───── DATA EXTRACT

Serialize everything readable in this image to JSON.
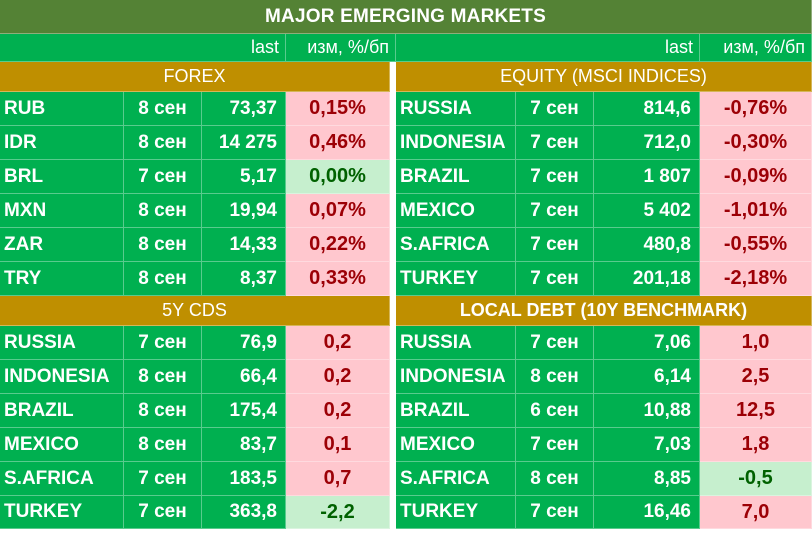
{
  "title": "MAJOR   EMERGING MARKETS",
  "subheader": {
    "last": "last",
    "change": "изм, %/бп"
  },
  "sections": {
    "forex": "FOREX",
    "equity": "EQUITY (MSCI INDICES)",
    "cds": "5Y CDS",
    "local_debt": "LOCAL DEBT (10Y BENCHMARK)"
  },
  "colors": {
    "title_bg": "#548235",
    "body_bg": "#00b050",
    "section_bg": "#bf8f00",
    "negative_fill": "#ffc7ce",
    "negative_text": "#9c0006",
    "positive_fill": "#c6efce",
    "positive_text": "#006100"
  },
  "forex": [
    {
      "name": "RUB",
      "date": "8 сен",
      "last": "73,37",
      "change": "0,15%",
      "status": "neg"
    },
    {
      "name": "IDR",
      "date": "8 сен",
      "last": "14 275",
      "change": "0,46%",
      "status": "neg"
    },
    {
      "name": "BRL",
      "date": "7 сен",
      "last": "5,17",
      "change": "0,00%",
      "status": "pos"
    },
    {
      "name": "MXN",
      "date": "8 сен",
      "last": "19,94",
      "change": "0,07%",
      "status": "neg"
    },
    {
      "name": "ZAR",
      "date": "8 сен",
      "last": "14,33",
      "change": "0,22%",
      "status": "neg"
    },
    {
      "name": "TRY",
      "date": "8 сен",
      "last": "8,37",
      "change": "0,33%",
      "status": "neg"
    }
  ],
  "equity": [
    {
      "name": "RUSSIA",
      "date": "7 сен",
      "last": "814,6",
      "change": "-0,76%",
      "status": "neg"
    },
    {
      "name": "INDONESIA",
      "date": "7 сен",
      "last": "712,0",
      "change": "-0,30%",
      "status": "neg"
    },
    {
      "name": "BRAZIL",
      "date": "7 сен",
      "last": "1 807",
      "change": "-0,09%",
      "status": "neg"
    },
    {
      "name": "MEXICO",
      "date": "7 сен",
      "last": "5 402",
      "change": "-1,01%",
      "status": "neg"
    },
    {
      "name": "S.AFRICA",
      "date": "7 сен",
      "last": "480,8",
      "change": "-0,55%",
      "status": "neg"
    },
    {
      "name": "TURKEY",
      "date": "7 сен",
      "last": "201,18",
      "change": "-2,18%",
      "status": "neg"
    }
  ],
  "cds": [
    {
      "name": "RUSSIA",
      "date": "7 сен",
      "last": "76,9",
      "change": "0,2",
      "status": "neg"
    },
    {
      "name": "INDONESIA",
      "date": "8 сен",
      "last": "66,4",
      "change": "0,2",
      "status": "neg"
    },
    {
      "name": "BRAZIL",
      "date": "8 сен",
      "last": "175,4",
      "change": "0,2",
      "status": "neg"
    },
    {
      "name": "MEXICO",
      "date": "8 сен",
      "last": "83,7",
      "change": "0,1",
      "status": "neg"
    },
    {
      "name": "S.AFRICA",
      "date": "7 сен",
      "last": "183,5",
      "change": "0,7",
      "status": "neg"
    },
    {
      "name": "TURKEY",
      "date": "7 сен",
      "last": "363,8",
      "change": "-2,2",
      "status": "pos"
    }
  ],
  "local_debt": [
    {
      "name": "RUSSIA",
      "date": "7 сен",
      "last": "7,06",
      "change": "1,0",
      "status": "neg"
    },
    {
      "name": "INDONESIA",
      "date": "8 сен",
      "last": "6,14",
      "change": "2,5",
      "status": "neg"
    },
    {
      "name": "BRAZIL",
      "date": "6 сен",
      "last": "10,88",
      "change": "12,5",
      "status": "neg"
    },
    {
      "name": "MEXICO",
      "date": "7 сен",
      "last": "7,03",
      "change": "1,8",
      "status": "neg"
    },
    {
      "name": "S.AFRICA",
      "date": "8 сен",
      "last": "8,85",
      "change": "-0,5",
      "status": "pos"
    },
    {
      "name": "TURKEY",
      "date": "7 сен",
      "last": "16,46",
      "change": "7,0",
      "status": "neg"
    }
  ]
}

──────────

→ EXERCISE OBJECTIVE
Write out every entry again word for word, without any of the pictures.

→ WRITTEN ANSWER
Serialize everything readable in this image to JSON.
{
  "title": "MAJOR   EMERGING MARKETS",
  "subheader": {
    "last": "last",
    "change": "изм, %/бп"
  },
  "sections": {
    "forex": "FOREX",
    "equity": "EQUITY (MSCI INDICES)",
    "cds": "5Y CDS",
    "local_debt": "LOCAL DEBT (10Y BENCHMARK)"
  },
  "colors": {
    "title_bg": "#548235",
    "body_bg": "#00b050",
    "section_bg": "#bf8f00",
    "negative_fill": "#ffc7ce",
    "negative_text": "#9c0006",
    "positive_fill": "#c6efce",
    "positive_text": "#006100"
  },
  "forex": [
    {
      "name": "RUB",
      "date": "8 сен",
      "last": "73,37",
      "change": "0,15%",
      "status": "neg"
    },
    {
      "name": "IDR",
      "date": "8 сен",
      "last": "14 275",
      "change": "0,46%",
      "status": "neg"
    },
    {
      "name": "BRL",
      "date": "7 сен",
      "last": "5,17",
      "change": "0,00%",
      "status": "pos"
    },
    {
      "name": "MXN",
      "date": "8 сен",
      "last": "19,94",
      "change": "0,07%",
      "status": "neg"
    },
    {
      "name": "ZAR",
      "date": "8 сен",
      "last": "14,33",
      "change": "0,22%",
      "status": "neg"
    },
    {
      "name": "TRY",
      "date": "8 сен",
      "last": "8,37",
      "change": "0,33%",
      "status": "neg"
    }
  ],
  "equity": [
    {
      "name": "RUSSIA",
      "date": "7 сен",
      "last": "814,6",
      "change": "-0,76%",
      "status": "neg"
    },
    {
      "name": "INDONESIA",
      "date": "7 сен",
      "last": "712,0",
      "change": "-0,30%",
      "status": "neg"
    },
    {
      "name": "BRAZIL",
      "date": "7 сен",
      "last": "1 807",
      "change": "-0,09%",
      "status": "neg"
    },
    {
      "name": "MEXICO",
      "date": "7 сен",
      "last": "5 402",
      "change": "-1,01%",
      "status": "neg"
    },
    {
      "name": "S.AFRICA",
      "date": "7 сен",
      "last": "480,8",
      "change": "-0,55%",
      "status": "neg"
    },
    {
      "name": "TURKEY",
      "date": "7 сен",
      "last": "201,18",
      "change": "-2,18%",
      "status": "neg"
    }
  ],
  "cds": [
    {
      "name": "RUSSIA",
      "date": "7 сен",
      "last": "76,9",
      "change": "0,2",
      "status": "neg"
    },
    {
      "name": "INDONESIA",
      "date": "8 сен",
      "last": "66,4",
      "change": "0,2",
      "status": "neg"
    },
    {
      "name": "BRAZIL",
      "date": "8 сен",
      "last": "175,4",
      "change": "0,2",
      "status": "neg"
    },
    {
      "name": "MEXICO",
      "date": "8 сен",
      "last": "83,7",
      "change": "0,1",
      "status": "neg"
    },
    {
      "name": "S.AFRICA",
      "date": "7 сен",
      "last": "183,5",
      "change": "0,7",
      "status": "neg"
    },
    {
      "name": "TURKEY",
      "date": "7 сен",
      "last": "363,8",
      "change": "-2,2",
      "status": "pos"
    }
  ],
  "local_debt": [
    {
      "name": "RUSSIA",
      "date": "7 сен",
      "last": "7,06",
      "change": "1,0",
      "status": "neg"
    },
    {
      "name": "INDONESIA",
      "date": "8 сен",
      "last": "6,14",
      "change": "2,5",
      "status": "neg"
    },
    {
      "name": "BRAZIL",
      "date": "6 сен",
      "last": "10,88",
      "change": "12,5",
      "status": "neg"
    },
    {
      "name": "MEXICO",
      "date": "7 сен",
      "last": "7,03",
      "change": "1,8",
      "status": "neg"
    },
    {
      "name": "S.AFRICA",
      "date": "8 сен",
      "last": "8,85",
      "change": "-0,5",
      "status": "pos"
    },
    {
      "name": "TURKEY",
      "date": "7 сен",
      "last": "16,46",
      "change": "7,0",
      "status": "neg"
    }
  ]
}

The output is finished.